## STATED PROBLEM
Transcribe the whole listing without a single picture.

## MATERIAL SUPPLIED
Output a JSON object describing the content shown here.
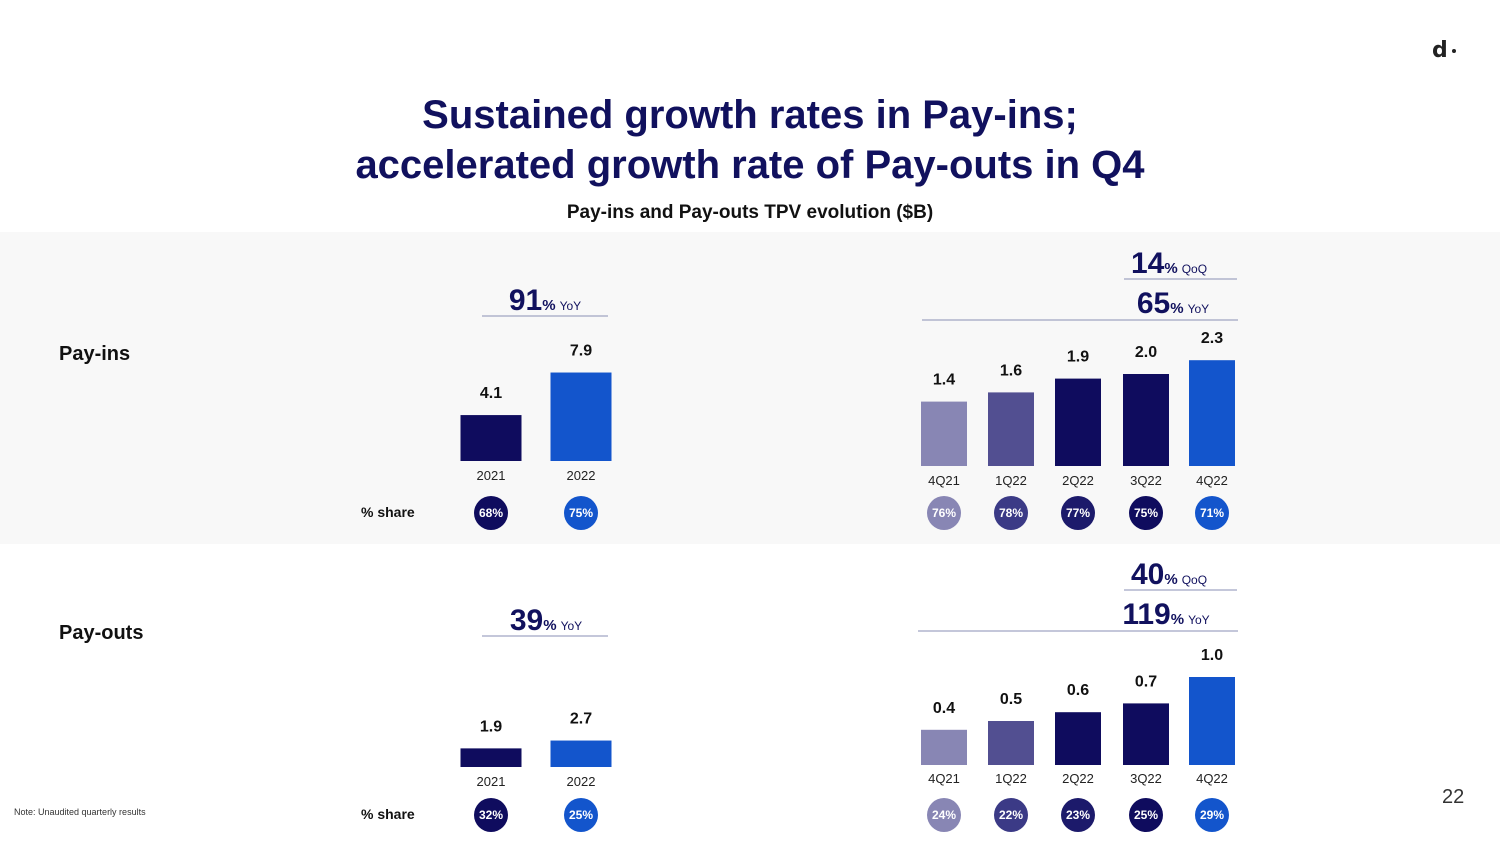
{
  "header": {
    "logo_text": "d",
    "title_line1": "Sustained growth rates in Pay-ins;",
    "title_line2": "accelerated growth rate of Pay-outs in Q4",
    "subtitle": "Pay-ins and Pay-outs TPV evolution ($B)"
  },
  "rows": {
    "payins_label": "Pay-ins",
    "payouts_label": "Pay-outs",
    "share_label": "% share"
  },
  "footer": {
    "note": "Note: Unaudited quarterly results",
    "page_number": "22"
  },
  "colors": {
    "navy": "#0f0c5e",
    "blue": "#1355cc",
    "q4_21": "#8886b4",
    "q1_22": "#524f91",
    "q2_22": "#0f0c5e",
    "q3_22": "#0f0c5e",
    "share_q1": "#3b3a86",
    "share_q2": "#1c1a6b"
  },
  "chart_data": [
    {
      "id": "payins-annual",
      "type": "bar",
      "categories": [
        "2021",
        "2022"
      ],
      "values": [
        4.1,
        7.9
      ],
      "value_labels": [
        "4.1",
        "7.9"
      ],
      "share": [
        "68%",
        "75%"
      ],
      "growth": [
        {
          "value": "91",
          "unit": "%",
          "label": "YoY"
        }
      ]
    },
    {
      "id": "payins-quarterly",
      "type": "bar",
      "categories": [
        "4Q21",
        "1Q22",
        "2Q22",
        "3Q22",
        "4Q22"
      ],
      "values": [
        1.4,
        1.6,
        1.9,
        2.0,
        2.3
      ],
      "value_labels": [
        "1.4",
        "1.6",
        "1.9",
        "2.0",
        "2.3"
      ],
      "share": [
        "76%",
        "78%",
        "77%",
        "75%",
        "71%"
      ],
      "growth": [
        {
          "value": "14",
          "unit": "%",
          "label": "QoQ"
        },
        {
          "value": "65",
          "unit": "%",
          "label": "YoY"
        }
      ]
    },
    {
      "id": "payouts-annual",
      "type": "bar",
      "categories": [
        "2021",
        "2022"
      ],
      "values": [
        1.9,
        2.7
      ],
      "value_labels": [
        "1.9",
        "2.7"
      ],
      "share": [
        "32%",
        "25%"
      ],
      "growth": [
        {
          "value": "39",
          "unit": "%",
          "label": "YoY"
        }
      ]
    },
    {
      "id": "payouts-quarterly",
      "type": "bar",
      "categories": [
        "4Q21",
        "1Q22",
        "2Q22",
        "3Q22",
        "4Q22"
      ],
      "values": [
        0.4,
        0.5,
        0.6,
        0.7,
        1.0
      ],
      "value_labels": [
        "0.4",
        "0.5",
        "0.6",
        "0.7",
        "1.0"
      ],
      "share": [
        "24%",
        "22%",
        "23%",
        "25%",
        "29%"
      ],
      "growth": [
        {
          "value": "40",
          "unit": "%",
          "label": "QoQ"
        },
        {
          "value": "119",
          "unit": "%",
          "label": "YoY"
        }
      ]
    }
  ]
}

## ANSWER FOR THE TASK
Output a JSON object describing the content shown here.
{
  "header": {
    "logo_text": "d",
    "title_line1": "Sustained growth rates in Pay-ins;",
    "title_line2": "accelerated growth rate of Pay-outs in Q4",
    "subtitle": "Pay-ins and Pay-outs TPV evolution ($B)"
  },
  "rows": {
    "payins_label": "Pay-ins",
    "payouts_label": "Pay-outs",
    "share_label": "% share"
  },
  "footer": {
    "note": "Note: Unaudited quarterly results",
    "page_number": "22"
  },
  "colors": {
    "navy": "#0f0c5e",
    "blue": "#1355cc",
    "q4_21": "#8886b4",
    "q1_22": "#524f91",
    "q2_22": "#0f0c5e",
    "q3_22": "#0f0c5e",
    "share_q1": "#3b3a86",
    "share_q2": "#1c1a6b"
  },
  "chart_data": [
    {
      "id": "payins-annual",
      "type": "bar",
      "categories": [
        "2021",
        "2022"
      ],
      "values": [
        4.1,
        7.9
      ],
      "value_labels": [
        "4.1",
        "7.9"
      ],
      "share": [
        "68%",
        "75%"
      ],
      "growth": [
        {
          "value": "91",
          "unit": "%",
          "label": "YoY"
        }
      ]
    },
    {
      "id": "payins-quarterly",
      "type": "bar",
      "categories": [
        "4Q21",
        "1Q22",
        "2Q22",
        "3Q22",
        "4Q22"
      ],
      "values": [
        1.4,
        1.6,
        1.9,
        2.0,
        2.3
      ],
      "value_labels": [
        "1.4",
        "1.6",
        "1.9",
        "2.0",
        "2.3"
      ],
      "share": [
        "76%",
        "78%",
        "77%",
        "75%",
        "71%"
      ],
      "growth": [
        {
          "value": "14",
          "unit": "%",
          "label": "QoQ"
        },
        {
          "value": "65",
          "unit": "%",
          "label": "YoY"
        }
      ]
    },
    {
      "id": "payouts-annual",
      "type": "bar",
      "categories": [
        "2021",
        "2022"
      ],
      "values": [
        1.9,
        2.7
      ],
      "value_labels": [
        "1.9",
        "2.7"
      ],
      "share": [
        "32%",
        "25%"
      ],
      "growth": [
        {
          "value": "39",
          "unit": "%",
          "label": "YoY"
        }
      ]
    },
    {
      "id": "payouts-quarterly",
      "type": "bar",
      "categories": [
        "4Q21",
        "1Q22",
        "2Q22",
        "3Q22",
        "4Q22"
      ],
      "values": [
        0.4,
        0.5,
        0.6,
        0.7,
        1.0
      ],
      "value_labels": [
        "0.4",
        "0.5",
        "0.6",
        "0.7",
        "1.0"
      ],
      "share": [
        "24%",
        "22%",
        "23%",
        "25%",
        "29%"
      ],
      "growth": [
        {
          "value": "40",
          "unit": "%",
          "label": "QoQ"
        },
        {
          "value": "119",
          "unit": "%",
          "label": "YoY"
        }
      ]
    }
  ]
}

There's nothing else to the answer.